GIVEN INSTRUCTION |
Write out every line of the material exactly as it appears.

ITEMS |
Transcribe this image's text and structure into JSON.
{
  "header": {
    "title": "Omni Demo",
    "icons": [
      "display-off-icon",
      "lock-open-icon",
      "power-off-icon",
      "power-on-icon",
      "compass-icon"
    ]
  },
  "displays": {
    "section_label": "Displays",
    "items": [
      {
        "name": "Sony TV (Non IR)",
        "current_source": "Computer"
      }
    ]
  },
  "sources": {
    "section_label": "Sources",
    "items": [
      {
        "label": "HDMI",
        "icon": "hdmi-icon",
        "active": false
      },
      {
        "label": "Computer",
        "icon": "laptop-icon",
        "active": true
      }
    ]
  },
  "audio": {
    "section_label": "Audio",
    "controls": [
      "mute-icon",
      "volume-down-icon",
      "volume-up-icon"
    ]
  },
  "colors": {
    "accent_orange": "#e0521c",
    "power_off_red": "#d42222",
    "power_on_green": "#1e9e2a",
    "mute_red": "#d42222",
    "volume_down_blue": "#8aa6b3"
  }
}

FINAL RESULT |
Transcribe this image's text and structure into JSON.
{
  "header": {
    "title": "Omni Demo",
    "icons": [
      "display-off-icon",
      "lock-open-icon",
      "power-off-icon",
      "power-on-icon",
      "compass-icon"
    ]
  },
  "displays": {
    "section_label": "Displays",
    "items": [
      {
        "name": "Sony TV (Non IR)",
        "current_source": "Computer"
      }
    ]
  },
  "sources": {
    "section_label": "Sources",
    "items": [
      {
        "label": "HDMI",
        "icon": "hdmi-icon",
        "active": false
      },
      {
        "label": "Computer",
        "icon": "laptop-icon",
        "active": true
      }
    ]
  },
  "audio": {
    "section_label": "Audio",
    "controls": [
      "mute-icon",
      "volume-down-icon",
      "volume-up-icon"
    ]
  },
  "colors": {
    "accent_orange": "#e0521c",
    "power_off_red": "#d42222",
    "power_on_green": "#1e9e2a",
    "mute_red": "#d42222",
    "volume_down_blue": "#8aa6b3"
  }
}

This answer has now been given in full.